*** Excerpted data

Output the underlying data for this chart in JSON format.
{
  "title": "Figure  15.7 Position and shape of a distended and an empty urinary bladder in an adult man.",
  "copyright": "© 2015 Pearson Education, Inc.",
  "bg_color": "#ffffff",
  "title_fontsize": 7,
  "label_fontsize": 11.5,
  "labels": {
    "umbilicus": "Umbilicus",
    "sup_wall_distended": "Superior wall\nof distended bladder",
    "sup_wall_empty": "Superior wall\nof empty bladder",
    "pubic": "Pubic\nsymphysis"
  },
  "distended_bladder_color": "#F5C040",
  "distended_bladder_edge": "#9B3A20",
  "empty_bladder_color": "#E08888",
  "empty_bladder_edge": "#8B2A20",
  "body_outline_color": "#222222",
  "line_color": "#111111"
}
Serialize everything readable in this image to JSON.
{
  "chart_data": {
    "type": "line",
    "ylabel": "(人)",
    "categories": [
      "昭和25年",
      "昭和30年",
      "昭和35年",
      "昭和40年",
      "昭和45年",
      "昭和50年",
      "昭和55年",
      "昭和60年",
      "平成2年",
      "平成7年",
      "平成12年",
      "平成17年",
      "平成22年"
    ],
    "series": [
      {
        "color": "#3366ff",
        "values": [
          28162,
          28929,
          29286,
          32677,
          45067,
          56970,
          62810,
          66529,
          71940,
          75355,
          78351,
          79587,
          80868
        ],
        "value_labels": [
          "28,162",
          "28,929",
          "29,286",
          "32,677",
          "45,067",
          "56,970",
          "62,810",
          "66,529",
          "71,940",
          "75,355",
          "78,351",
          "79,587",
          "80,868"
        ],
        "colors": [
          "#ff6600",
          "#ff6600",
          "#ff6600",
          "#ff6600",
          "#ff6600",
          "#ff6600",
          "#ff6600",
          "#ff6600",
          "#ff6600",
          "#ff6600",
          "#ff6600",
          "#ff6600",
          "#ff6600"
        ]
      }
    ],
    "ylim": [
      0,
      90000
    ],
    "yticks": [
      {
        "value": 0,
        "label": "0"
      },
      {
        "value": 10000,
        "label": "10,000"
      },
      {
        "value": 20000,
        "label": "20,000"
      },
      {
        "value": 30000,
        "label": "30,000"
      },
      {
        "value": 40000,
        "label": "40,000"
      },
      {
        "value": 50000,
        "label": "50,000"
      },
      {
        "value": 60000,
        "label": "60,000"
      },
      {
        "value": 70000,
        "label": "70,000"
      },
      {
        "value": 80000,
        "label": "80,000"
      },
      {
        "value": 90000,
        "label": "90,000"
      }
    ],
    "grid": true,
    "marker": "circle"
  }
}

******

■ What to do ■
Retype the entries exactly, including every line.

■ Expected output ■
Output the underlying data for this chart in JSON format.
{
  "title": "Figure  15.7 Position and shape of a distended and an empty urinary bladder in an adult man.",
  "copyright": "© 2015 Pearson Education, Inc.",
  "bg_color": "#ffffff",
  "title_fontsize": 7,
  "label_fontsize": 11.5,
  "labels": {
    "umbilicus": "Umbilicus",
    "sup_wall_distended": "Superior wall\nof distended bladder",
    "sup_wall_empty": "Superior wall\nof empty bladder",
    "pubic": "Pubic\nsymphysis"
  },
  "distended_bladder_color": "#F5C040",
  "distended_bladder_edge": "#9B3A20",
  "empty_bladder_color": "#E08888",
  "empty_bladder_edge": "#8B2A20",
  "body_outline_color": "#222222",
  "line_color": "#111111"
}
Serialize everything readable in this image to JSON.
{
  "chart_data": {
    "type": "line",
    "ylabel": "(人)",
    "categories": [
      "昭和25年",
      "昭和30年",
      "昭和35年",
      "昭和40年",
      "昭和45年",
      "昭和50年",
      "昭和55年",
      "昭和60年",
      "平成2年",
      "平成7年",
      "平成12年",
      "平成17年",
      "平成22年"
    ],
    "series": [
      {
        "color": "#3366ff",
        "values": [
          28162,
          28929,
          29286,
          32677,
          45067,
          56970,
          62810,
          66529,
          71940,
          75355,
          78351,
          79587,
          80868
        ],
        "value_labels": [
          "28,162",
          "28,929",
          "29,286",
          "32,677",
          "45,067",
          "56,970",
          "62,810",
          "66,529",
          "71,940",
          "75,355",
          "78,351",
          "79,587",
          "80,868"
        ],
        "colors": [
          "#ff6600",
          "#ff6600",
          "#ff6600",
          "#ff6600",
          "#ff6600",
          "#ff6600",
          "#ff6600",
          "#ff6600",
          "#ff6600",
          "#ff6600",
          "#ff6600",
          "#ff6600",
          "#ff6600"
        ]
      }
    ],
    "ylim": [
      0,
      90000
    ],
    "yticks": [
      {
        "value": 0,
        "label": "0"
      },
      {
        "value": 10000,
        "label": "10,000"
      },
      {
        "value": 20000,
        "label": "20,000"
      },
      {
        "value": 30000,
        "label": "30,000"
      },
      {
        "value": 40000,
        "label": "40,000"
      },
      {
        "value": 50000,
        "label": "50,000"
      },
      {
        "value": 60000,
        "label": "60,000"
      },
      {
        "value": 70000,
        "label": "70,000"
      },
      {
        "value": 80000,
        "label": "80,000"
      },
      {
        "value": 90000,
        "label": "90,000"
      }
    ],
    "grid": true,
    "marker": "circle"
  }
}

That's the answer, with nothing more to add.